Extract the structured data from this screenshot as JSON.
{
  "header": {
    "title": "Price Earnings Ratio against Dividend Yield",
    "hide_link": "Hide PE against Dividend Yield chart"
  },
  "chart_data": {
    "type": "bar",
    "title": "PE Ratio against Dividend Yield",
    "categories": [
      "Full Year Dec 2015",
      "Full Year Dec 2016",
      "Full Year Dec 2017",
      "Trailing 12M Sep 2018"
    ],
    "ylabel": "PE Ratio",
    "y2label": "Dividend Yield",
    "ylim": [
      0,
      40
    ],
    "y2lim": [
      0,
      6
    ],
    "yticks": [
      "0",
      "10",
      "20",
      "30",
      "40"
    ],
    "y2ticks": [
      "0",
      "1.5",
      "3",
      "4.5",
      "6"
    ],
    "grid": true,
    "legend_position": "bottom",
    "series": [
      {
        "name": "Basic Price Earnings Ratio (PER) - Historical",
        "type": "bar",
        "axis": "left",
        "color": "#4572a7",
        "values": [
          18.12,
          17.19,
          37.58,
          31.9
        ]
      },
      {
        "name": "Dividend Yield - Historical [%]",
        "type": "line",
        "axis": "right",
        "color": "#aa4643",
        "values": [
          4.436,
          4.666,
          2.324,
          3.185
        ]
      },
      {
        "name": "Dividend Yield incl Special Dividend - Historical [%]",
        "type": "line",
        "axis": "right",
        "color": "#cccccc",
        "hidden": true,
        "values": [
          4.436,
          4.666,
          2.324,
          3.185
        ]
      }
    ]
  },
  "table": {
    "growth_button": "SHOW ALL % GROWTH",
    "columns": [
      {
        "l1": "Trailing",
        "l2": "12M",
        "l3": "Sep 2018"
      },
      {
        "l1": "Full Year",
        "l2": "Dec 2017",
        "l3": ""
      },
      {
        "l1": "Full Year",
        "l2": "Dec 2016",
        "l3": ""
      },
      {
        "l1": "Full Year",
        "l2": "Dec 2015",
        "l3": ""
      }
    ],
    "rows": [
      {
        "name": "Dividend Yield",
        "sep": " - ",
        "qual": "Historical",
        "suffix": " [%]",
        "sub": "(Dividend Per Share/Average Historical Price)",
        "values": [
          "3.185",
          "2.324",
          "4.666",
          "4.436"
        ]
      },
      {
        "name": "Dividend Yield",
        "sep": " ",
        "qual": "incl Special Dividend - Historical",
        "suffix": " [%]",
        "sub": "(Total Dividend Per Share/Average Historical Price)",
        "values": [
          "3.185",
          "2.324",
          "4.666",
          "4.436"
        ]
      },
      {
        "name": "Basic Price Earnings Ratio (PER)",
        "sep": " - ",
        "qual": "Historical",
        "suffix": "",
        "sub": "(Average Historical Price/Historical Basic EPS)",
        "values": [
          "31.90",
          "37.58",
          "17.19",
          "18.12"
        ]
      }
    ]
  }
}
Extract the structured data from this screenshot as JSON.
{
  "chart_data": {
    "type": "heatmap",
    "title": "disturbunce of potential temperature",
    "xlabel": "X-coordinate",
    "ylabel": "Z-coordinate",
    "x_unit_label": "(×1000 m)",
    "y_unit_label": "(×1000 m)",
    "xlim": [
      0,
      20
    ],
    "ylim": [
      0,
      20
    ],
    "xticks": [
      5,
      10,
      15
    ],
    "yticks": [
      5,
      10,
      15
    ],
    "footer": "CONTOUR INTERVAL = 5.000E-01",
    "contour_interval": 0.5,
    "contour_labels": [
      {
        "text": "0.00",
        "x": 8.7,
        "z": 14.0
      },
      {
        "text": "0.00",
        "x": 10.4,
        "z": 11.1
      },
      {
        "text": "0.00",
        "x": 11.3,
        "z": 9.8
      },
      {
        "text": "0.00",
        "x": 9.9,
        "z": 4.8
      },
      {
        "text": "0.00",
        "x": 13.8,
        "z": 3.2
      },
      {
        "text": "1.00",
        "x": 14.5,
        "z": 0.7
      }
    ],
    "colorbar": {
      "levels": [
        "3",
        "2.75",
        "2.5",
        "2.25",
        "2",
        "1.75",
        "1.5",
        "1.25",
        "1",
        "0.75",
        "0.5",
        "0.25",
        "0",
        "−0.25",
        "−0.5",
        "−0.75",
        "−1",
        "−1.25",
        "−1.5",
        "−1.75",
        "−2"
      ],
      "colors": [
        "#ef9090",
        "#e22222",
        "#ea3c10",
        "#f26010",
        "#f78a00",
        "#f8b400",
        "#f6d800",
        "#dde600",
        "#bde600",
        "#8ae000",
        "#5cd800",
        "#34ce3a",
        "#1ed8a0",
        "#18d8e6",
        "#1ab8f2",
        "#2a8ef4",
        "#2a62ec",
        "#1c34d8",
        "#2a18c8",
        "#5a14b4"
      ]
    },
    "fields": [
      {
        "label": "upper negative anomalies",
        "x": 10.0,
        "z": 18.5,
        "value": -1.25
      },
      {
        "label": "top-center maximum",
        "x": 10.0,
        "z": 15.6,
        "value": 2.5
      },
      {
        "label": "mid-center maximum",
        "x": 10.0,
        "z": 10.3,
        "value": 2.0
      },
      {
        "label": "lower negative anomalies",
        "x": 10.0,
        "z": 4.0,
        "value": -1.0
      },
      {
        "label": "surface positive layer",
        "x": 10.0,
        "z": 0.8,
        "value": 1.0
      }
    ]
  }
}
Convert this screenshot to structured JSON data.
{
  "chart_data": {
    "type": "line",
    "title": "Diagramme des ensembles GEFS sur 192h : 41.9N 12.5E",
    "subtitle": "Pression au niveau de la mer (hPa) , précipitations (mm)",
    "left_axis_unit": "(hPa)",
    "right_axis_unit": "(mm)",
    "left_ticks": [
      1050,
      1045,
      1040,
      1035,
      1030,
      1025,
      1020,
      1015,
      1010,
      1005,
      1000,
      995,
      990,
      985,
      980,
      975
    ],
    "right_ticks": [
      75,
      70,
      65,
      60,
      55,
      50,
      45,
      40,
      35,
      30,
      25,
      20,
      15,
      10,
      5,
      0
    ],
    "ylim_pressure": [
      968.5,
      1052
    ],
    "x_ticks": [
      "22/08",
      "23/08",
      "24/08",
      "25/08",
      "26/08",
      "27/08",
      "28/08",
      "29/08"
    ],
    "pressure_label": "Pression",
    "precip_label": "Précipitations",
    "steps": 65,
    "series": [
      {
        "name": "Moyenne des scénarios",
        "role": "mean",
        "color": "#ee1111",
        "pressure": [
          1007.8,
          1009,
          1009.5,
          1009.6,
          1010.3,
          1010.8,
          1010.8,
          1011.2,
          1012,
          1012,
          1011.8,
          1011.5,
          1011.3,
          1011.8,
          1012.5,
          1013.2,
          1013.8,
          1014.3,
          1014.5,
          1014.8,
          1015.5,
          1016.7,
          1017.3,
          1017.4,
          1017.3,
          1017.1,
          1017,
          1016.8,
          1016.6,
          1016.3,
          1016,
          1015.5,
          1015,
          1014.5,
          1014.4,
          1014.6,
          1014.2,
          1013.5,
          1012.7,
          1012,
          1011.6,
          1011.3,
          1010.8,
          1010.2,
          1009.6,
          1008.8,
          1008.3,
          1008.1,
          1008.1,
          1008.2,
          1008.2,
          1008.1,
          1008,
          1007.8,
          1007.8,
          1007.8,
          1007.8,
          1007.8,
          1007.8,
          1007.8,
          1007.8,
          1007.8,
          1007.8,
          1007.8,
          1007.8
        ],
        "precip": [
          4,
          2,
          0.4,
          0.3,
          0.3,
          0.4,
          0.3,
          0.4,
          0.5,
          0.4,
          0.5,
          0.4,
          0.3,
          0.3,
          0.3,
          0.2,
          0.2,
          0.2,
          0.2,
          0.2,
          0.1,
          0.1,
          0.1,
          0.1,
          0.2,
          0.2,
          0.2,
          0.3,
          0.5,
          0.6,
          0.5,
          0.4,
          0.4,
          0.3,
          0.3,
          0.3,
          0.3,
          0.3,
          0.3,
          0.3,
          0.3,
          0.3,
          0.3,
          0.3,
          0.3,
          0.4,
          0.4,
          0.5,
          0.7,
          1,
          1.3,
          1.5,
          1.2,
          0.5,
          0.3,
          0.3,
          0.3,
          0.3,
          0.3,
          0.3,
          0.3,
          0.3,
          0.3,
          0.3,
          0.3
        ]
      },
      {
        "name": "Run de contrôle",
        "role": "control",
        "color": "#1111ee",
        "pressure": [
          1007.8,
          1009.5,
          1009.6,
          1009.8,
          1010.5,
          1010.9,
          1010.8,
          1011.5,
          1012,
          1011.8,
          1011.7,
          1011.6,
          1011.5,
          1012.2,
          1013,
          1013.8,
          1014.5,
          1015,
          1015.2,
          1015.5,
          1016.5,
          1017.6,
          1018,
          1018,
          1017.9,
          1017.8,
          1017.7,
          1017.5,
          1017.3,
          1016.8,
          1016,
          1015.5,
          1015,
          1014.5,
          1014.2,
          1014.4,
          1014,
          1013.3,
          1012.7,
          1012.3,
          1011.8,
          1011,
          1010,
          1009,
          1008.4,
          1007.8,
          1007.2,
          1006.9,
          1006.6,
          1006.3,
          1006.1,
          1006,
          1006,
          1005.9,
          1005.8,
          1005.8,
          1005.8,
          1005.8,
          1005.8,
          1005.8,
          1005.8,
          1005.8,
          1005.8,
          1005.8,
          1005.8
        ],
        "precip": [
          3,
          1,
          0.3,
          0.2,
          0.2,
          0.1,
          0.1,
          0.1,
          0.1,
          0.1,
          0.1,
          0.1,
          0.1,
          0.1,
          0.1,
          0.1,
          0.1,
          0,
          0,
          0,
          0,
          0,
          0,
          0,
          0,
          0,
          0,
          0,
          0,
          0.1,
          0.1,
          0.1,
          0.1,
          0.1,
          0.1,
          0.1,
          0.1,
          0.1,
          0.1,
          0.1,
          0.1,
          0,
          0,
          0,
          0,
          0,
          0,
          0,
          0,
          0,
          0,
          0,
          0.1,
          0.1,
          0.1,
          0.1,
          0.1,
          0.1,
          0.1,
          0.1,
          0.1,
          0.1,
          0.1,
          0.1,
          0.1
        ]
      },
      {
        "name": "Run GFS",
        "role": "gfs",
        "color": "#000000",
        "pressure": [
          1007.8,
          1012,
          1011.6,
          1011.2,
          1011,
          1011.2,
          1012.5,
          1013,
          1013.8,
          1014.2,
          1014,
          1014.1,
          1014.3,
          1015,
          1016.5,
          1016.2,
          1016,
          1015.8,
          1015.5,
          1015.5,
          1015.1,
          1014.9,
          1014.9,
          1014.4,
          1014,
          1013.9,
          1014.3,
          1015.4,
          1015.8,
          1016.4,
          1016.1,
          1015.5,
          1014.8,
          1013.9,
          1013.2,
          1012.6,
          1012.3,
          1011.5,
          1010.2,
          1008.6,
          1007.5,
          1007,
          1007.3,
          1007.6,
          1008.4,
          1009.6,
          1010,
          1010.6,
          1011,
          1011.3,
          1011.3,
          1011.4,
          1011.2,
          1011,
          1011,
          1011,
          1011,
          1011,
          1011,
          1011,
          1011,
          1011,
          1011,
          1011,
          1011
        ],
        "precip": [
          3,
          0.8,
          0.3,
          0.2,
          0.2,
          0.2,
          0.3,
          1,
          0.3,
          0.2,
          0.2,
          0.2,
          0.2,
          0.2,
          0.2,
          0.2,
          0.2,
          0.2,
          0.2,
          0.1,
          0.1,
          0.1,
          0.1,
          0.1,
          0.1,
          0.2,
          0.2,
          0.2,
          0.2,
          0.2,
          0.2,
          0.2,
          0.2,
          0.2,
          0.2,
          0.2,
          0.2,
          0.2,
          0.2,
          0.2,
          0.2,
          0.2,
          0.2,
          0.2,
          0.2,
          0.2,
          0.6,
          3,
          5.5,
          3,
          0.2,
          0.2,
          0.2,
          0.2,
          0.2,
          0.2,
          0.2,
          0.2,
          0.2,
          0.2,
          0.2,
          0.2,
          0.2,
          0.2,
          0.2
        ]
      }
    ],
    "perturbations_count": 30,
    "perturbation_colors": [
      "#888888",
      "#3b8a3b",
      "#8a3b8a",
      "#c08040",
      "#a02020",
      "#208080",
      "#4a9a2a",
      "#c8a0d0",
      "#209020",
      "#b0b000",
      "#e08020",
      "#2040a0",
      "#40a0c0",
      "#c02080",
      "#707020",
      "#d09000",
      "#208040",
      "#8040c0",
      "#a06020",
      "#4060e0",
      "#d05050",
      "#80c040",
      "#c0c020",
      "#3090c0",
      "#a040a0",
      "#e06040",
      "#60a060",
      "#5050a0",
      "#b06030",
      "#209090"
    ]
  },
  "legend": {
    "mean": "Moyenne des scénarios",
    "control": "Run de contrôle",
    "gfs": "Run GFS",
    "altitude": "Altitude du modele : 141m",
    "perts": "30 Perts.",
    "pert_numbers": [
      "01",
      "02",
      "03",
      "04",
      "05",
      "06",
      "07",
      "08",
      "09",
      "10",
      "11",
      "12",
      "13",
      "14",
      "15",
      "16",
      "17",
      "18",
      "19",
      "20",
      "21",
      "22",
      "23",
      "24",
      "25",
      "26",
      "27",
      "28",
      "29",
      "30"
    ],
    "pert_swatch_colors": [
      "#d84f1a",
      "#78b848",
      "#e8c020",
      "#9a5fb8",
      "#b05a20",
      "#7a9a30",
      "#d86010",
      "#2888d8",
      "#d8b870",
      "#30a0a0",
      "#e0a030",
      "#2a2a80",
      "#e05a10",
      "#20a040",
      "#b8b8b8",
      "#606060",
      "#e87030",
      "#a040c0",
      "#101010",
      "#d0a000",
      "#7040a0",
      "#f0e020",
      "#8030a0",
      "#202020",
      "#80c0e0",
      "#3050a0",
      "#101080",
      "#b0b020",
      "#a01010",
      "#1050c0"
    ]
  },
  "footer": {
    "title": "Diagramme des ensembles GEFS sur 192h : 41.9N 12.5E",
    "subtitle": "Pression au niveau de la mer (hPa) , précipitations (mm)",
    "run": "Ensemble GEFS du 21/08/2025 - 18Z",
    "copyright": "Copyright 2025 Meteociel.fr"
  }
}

- Stated goal
Find the lines holding "Basic" and list every one.

- Finished answer
        "name": "Basic Price Earnings Ratio (PER) - Historical",
        "name": "Basic Price Earnings Ratio (PER)",
        "sub": "(Average Historical Price/Historical Basic EPS)",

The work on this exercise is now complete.